- [Set task]: Return every line of the rows below without any changes, but leave out the picture lines.

- [Data rows]:
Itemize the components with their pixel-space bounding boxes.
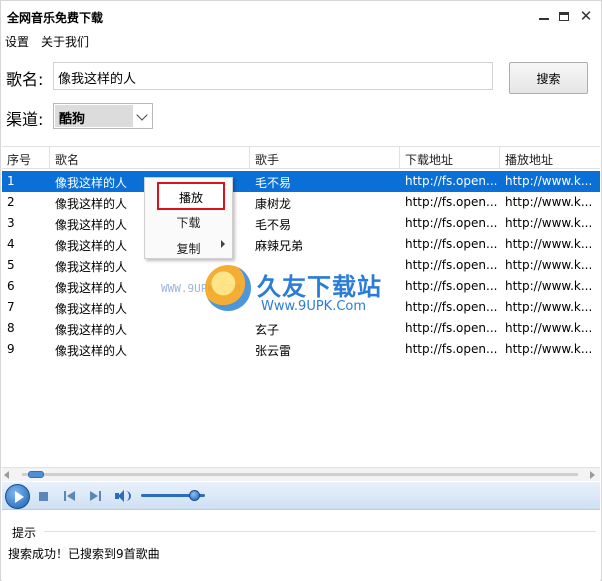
cell-download-url: http://fs.open...: [405, 195, 498, 209]
cell-download-url: http://fs.open...: [405, 216, 498, 230]
cell-song: 像我这样的人: [55, 302, 128, 316]
cell-artist: 毛不易: [255, 176, 292, 190]
cell-index: 7: [7, 300, 15, 314]
cell-play-url: http://www.k...: [505, 342, 593, 356]
table-body: 1 像我这样的人 毛不易 http://fs.open... http://www.k.…: [2, 171, 600, 360]
header-artist[interactable]: 歌手: [250, 147, 400, 169]
table-row[interactable]: 6 像我这样的人 http://fs.open... http://www.k...: [2, 276, 600, 297]
chevron-down-icon: [136, 109, 148, 121]
horizontal-scrollbar[interactable]: [2, 467, 600, 481]
cell-artist: 麻辣兄弟: [255, 239, 304, 253]
menu-about-us[interactable]: 关于我们: [41, 33, 89, 50]
cell-index: 6: [7, 279, 15, 293]
minimize-icon[interactable]: [533, 5, 555, 27]
cell-index: 5: [7, 258, 15, 272]
app-window: 全网音乐免费下载 ✕ 设置 关于我们 歌名: 像我这样的人 搜索 渠道: 酷狗 …: [0, 0, 602, 581]
cell-play-url: http://www.k...: [505, 195, 593, 209]
cell-play-url: http://www.k...: [505, 279, 593, 293]
menu-settings[interactable]: 设置: [5, 33, 29, 50]
cell-index: 1: [7, 174, 15, 188]
table-row[interactable]: 7 像我这样的人 http://fs.open... http://www.k...: [2, 297, 600, 318]
cell-artist: [250, 297, 400, 318]
table-row[interactable]: 5 像我这样的人 http://fs.open... http://www.k...: [2, 255, 600, 276]
status-message: 搜索成功！已搜索到9首歌曲: [8, 547, 160, 561]
cell-download-url: http://fs.open...: [405, 258, 498, 272]
cell-download-url: http://fs.open...: [405, 174, 498, 188]
results-table: 序号 歌名 歌手 下载地址 播放地址 1 像我这样的人 毛不易 http://fs.o…: [2, 146, 600, 466]
volume-icon[interactable]: [115, 490, 133, 502]
cell-play-url: http://www.k...: [505, 237, 593, 251]
cell-download-url: http://fs.open...: [405, 342, 498, 356]
table-row[interactable]: 4 像我这样的人 麻辣兄弟 http://fs.open... http://www.k…: [2, 234, 600, 255]
cell-index: 3: [7, 216, 15, 230]
cell-artist: 玄子: [255, 323, 280, 337]
cell-index: 2: [7, 195, 15, 209]
song-label: 歌名:: [6, 70, 44, 89]
cell-download-url: http://fs.open...: [405, 279, 498, 293]
cell-play-url: http://www.k...: [505, 174, 593, 188]
table-row[interactable]: 9 像我这样的人 张云雷 http://fs.open... http://www.k.…: [2, 339, 600, 360]
header-play-url[interactable]: 播放地址: [500, 147, 600, 169]
table-header: 序号 歌名 歌手 下载地址 播放地址: [2, 147, 600, 169]
channel-select[interactable]: 酷狗: [53, 103, 153, 129]
cell-play-url: http://www.k...: [505, 300, 593, 314]
stop-icon[interactable]: [39, 492, 48, 501]
submenu-arrow-icon: [221, 240, 225, 248]
next-icon[interactable]: [90, 491, 102, 501]
cell-index: 9: [7, 342, 15, 356]
scroll-left-icon[interactable]: [4, 471, 9, 479]
cell-download-url: http://fs.open...: [405, 300, 498, 314]
watermark-url-faint: WWW.9UPK.COM: [161, 282, 241, 295]
scroll-thumb[interactable]: [28, 471, 44, 478]
tips-panel: 提示 搜索成功！已搜索到9首歌曲: [2, 519, 600, 581]
cell-play-url: http://www.k...: [505, 321, 593, 335]
header-download-url[interactable]: 下载地址: [400, 147, 500, 169]
channel-selected-value: 酷狗: [55, 105, 133, 127]
context-play-label: 播放: [178, 191, 203, 205]
volume-slider-knob[interactable]: [189, 490, 201, 501]
context-menu: 播放 下载 复制: [144, 177, 233, 259]
cell-play-url: http://www.k...: [505, 258, 593, 272]
cell-download-url: http://fs.open...: [405, 321, 498, 335]
table-row[interactable]: 3 像我这样的人 毛不易 http://fs.open... http://www.k.…: [2, 213, 600, 234]
context-play-item[interactable]: 播放: [157, 182, 225, 210]
cell-index: 4: [7, 237, 15, 251]
context-download-item[interactable]: 下载: [145, 211, 232, 231]
previous-icon[interactable]: [64, 491, 76, 501]
cell-artist: [250, 276, 400, 297]
scroll-right-icon[interactable]: [590, 471, 595, 479]
play-icon[interactable]: [5, 484, 30, 509]
search-button[interactable]: 搜索: [509, 62, 588, 94]
scroll-track[interactable]: [22, 473, 578, 476]
channel-label: 渠道:: [6, 110, 44, 129]
cell-artist: 康树龙: [255, 197, 292, 211]
table-row[interactable]: 2 像我这样的人 康树龙 http://fs.open... http://www.k.…: [2, 192, 600, 213]
cell-artist: [250, 255, 400, 276]
header-song[interactable]: 歌名: [50, 147, 250, 169]
player-bar: [2, 482, 600, 510]
title-bar: 全网音乐免费下载 ✕: [1, 1, 601, 31]
song-name-input[interactable]: 像我这样的人: [53, 62, 493, 90]
context-copy-item[interactable]: 复制: [145, 237, 232, 257]
cell-download-url: http://fs.open...: [405, 237, 498, 251]
cell-index: 8: [7, 321, 15, 335]
tips-header: 提示: [12, 526, 37, 540]
close-icon[interactable]: ✕: [575, 5, 597, 27]
window-title: 全网音乐免费下载: [7, 11, 104, 25]
cell-play-url: http://www.k...: [505, 216, 593, 230]
table-row[interactable]: 8 像我这样的人 玄子 http://fs.open... http://www.k..…: [2, 318, 600, 339]
maximize-icon[interactable]: [553, 5, 575, 27]
cell-artist: 张云雷: [255, 344, 292, 358]
cell-song: 像我这样的人: [55, 344, 128, 358]
cell-song: 像我这样的人: [55, 323, 128, 337]
header-index[interactable]: 序号: [2, 147, 50, 169]
cell-artist: 毛不易: [255, 218, 292, 232]
table-row[interactable]: 1 像我这样的人 毛不易 http://fs.open... http://www.k.…: [2, 171, 600, 192]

- [Finished exercise]:
Itemize the components with their pixel-space bounding boxes.
cell-download-url: http://fs.open...: [405, 195, 498, 209]
cell-download-url: http://fs.open...: [405, 216, 498, 230]
cell-song: 像我这样的人: [55, 302, 128, 316]
cell-artist: 毛不易: [255, 176, 292, 190]
cell-index: 7: [7, 300, 15, 314]
cell-play-url: http://www.k...: [505, 342, 593, 356]
table-body: 1 像我这样的人 毛不易 http://fs.open... http://www.k.…: [2, 171, 600, 360]
header-artist[interactable]: 歌手: [250, 147, 400, 169]
table-row[interactable]: 6 像我这样的人 http://fs.open... http://www.k...: [2, 276, 600, 297]
chevron-down-icon: [136, 109, 148, 121]
horizontal-scrollbar[interactable]: [2, 467, 600, 481]
cell-artist: 麻辣兄弟: [255, 239, 304, 253]
menu-about-us[interactable]: 关于我们: [41, 33, 89, 50]
cell-index: 6: [7, 279, 15, 293]
minimize-icon[interactable]: [533, 5, 555, 27]
cell-index: 5: [7, 258, 15, 272]
app-window: 全网音乐免费下载 ✕ 设置 关于我们 歌名: 像我这样的人 搜索 渠道: 酷狗 …: [0, 0, 602, 581]
cell-play-url: http://www.k...: [505, 195, 593, 209]
cell-play-url: http://www.k...: [505, 279, 593, 293]
menu-settings[interactable]: 设置: [5, 33, 29, 50]
cell-index: 1: [7, 174, 15, 188]
table-row[interactable]: 7 像我这样的人 http://fs.open... http://www.k...: [2, 297, 600, 318]
cell-artist: [250, 297, 400, 318]
table-row[interactable]: 5 像我这样的人 http://fs.open... http://www.k...: [2, 255, 600, 276]
status-message: 搜索成功！已搜索到9首歌曲: [8, 547, 160, 561]
cell-download-url: http://fs.open...: [405, 258, 498, 272]
cell-download-url: http://fs.open...: [405, 174, 498, 188]
results-table: 序号 歌名 歌手 下载地址 播放地址 1 像我这样的人 毛不易 http://fs.o…: [2, 146, 600, 466]
volume-icon[interactable]: [115, 490, 133, 502]
cell-play-url: http://www.k...: [505, 237, 593, 251]
cell-download-url: http://fs.open...: [405, 342, 498, 356]
table-row[interactable]: 4 像我这样的人 麻辣兄弟 http://fs.open... http://www.k…: [2, 234, 600, 255]
cell-index: 3: [7, 216, 15, 230]
cell-artist: 玄子: [255, 323, 280, 337]
cell-index: 2: [7, 195, 15, 209]
song-label: 歌名:: [6, 70, 44, 89]
cell-download-url: http://fs.open...: [405, 279, 498, 293]
cell-play-url: http://www.k...: [505, 174, 593, 188]
table-row[interactable]: 9 像我这样的人 张云雷 http://fs.open... http://www.k.…: [2, 339, 600, 360]
header-play-url[interactable]: 播放地址: [500, 147, 600, 169]
table-header: 序号 歌名 歌手 下载地址 播放地址: [2, 147, 600, 169]
channel-select[interactable]: 酷狗: [53, 103, 153, 129]
cell-play-url: http://www.k...: [505, 300, 593, 314]
stop-icon[interactable]: [39, 492, 48, 501]
submenu-arrow-icon: [221, 240, 225, 248]
next-icon[interactable]: [90, 491, 102, 501]
cell-index: 9: [7, 342, 15, 356]
scroll-left-icon[interactable]: [4, 471, 9, 479]
cell-download-url: http://fs.open...: [405, 300, 498, 314]
watermark-url-faint: WWW.9UPK.COM: [161, 282, 241, 295]
scroll-thumb[interactable]: [28, 471, 44, 478]
tips-panel: 提示 搜索成功！已搜索到9首歌曲: [2, 519, 600, 581]
cell-play-url: http://www.k...: [505, 321, 593, 335]
header-download-url[interactable]: 下载地址: [400, 147, 500, 169]
channel-selected-value: 酷狗: [55, 105, 133, 127]
context-play-label: 播放: [178, 191, 203, 205]
volume-slider-knob[interactable]: [189, 490, 201, 501]
context-menu: 播放 下载 复制: [144, 177, 233, 259]
cell-play-url: http://www.k...: [505, 258, 593, 272]
cell-download-url: http://fs.open...: [405, 321, 498, 335]
table-row[interactable]: 3 像我这样的人 毛不易 http://fs.open... http://www.k.…: [2, 213, 600, 234]
context-play-item[interactable]: 播放: [157, 182, 225, 210]
cell-index: 4: [7, 237, 15, 251]
context-download-item[interactable]: 下载: [145, 211, 232, 231]
previous-icon[interactable]: [64, 491, 76, 501]
cell-artist: [250, 276, 400, 297]
scroll-right-icon[interactable]: [590, 471, 595, 479]
play-icon[interactable]: [5, 484, 30, 509]
search-button[interactable]: 搜索: [509, 62, 588, 94]
scroll-track[interactable]: [22, 473, 578, 476]
channel-label: 渠道:: [6, 110, 44, 129]
cell-artist: 康树龙: [255, 197, 292, 211]
table-row[interactable]: 2 像我这样的人 康树龙 http://fs.open... http://www.k.…: [2, 192, 600, 213]
cell-artist: [250, 255, 400, 276]
header-song[interactable]: 歌名: [50, 147, 250, 169]
player-bar: [2, 482, 600, 510]
title-bar: 全网音乐免费下载 ✕: [1, 1, 601, 31]
song-name-input[interactable]: 像我这样的人: [53, 62, 493, 90]
context-copy-item[interactable]: 复制: [145, 237, 232, 257]
cell-download-url: http://fs.open...: [405, 237, 498, 251]
cell-index: 8: [7, 321, 15, 335]
tips-header: 提示: [12, 526, 37, 540]
close-icon[interactable]: ✕: [575, 5, 597, 27]
window-title: 全网音乐免费下载: [7, 11, 104, 25]
cell-play-url: http://www.k...: [505, 216, 593, 230]
table-row[interactable]: 8 像我这样的人 玄子 http://fs.open... http://www.k..…: [2, 318, 600, 339]
maximize-icon[interactable]: [553, 5, 575, 27]
cell-artist: 张云雷: [255, 344, 292, 358]
cell-song: 像我这样的人: [55, 344, 128, 358]
cell-song: 像我这样的人: [55, 323, 128, 337]
header-index[interactable]: 序号: [2, 147, 50, 169]
cell-artist: 毛不易: [255, 218, 292, 232]
table-row[interactable]: 1 像我这样的人 毛不易 http://fs.open... http://www.k.…: [2, 171, 600, 192]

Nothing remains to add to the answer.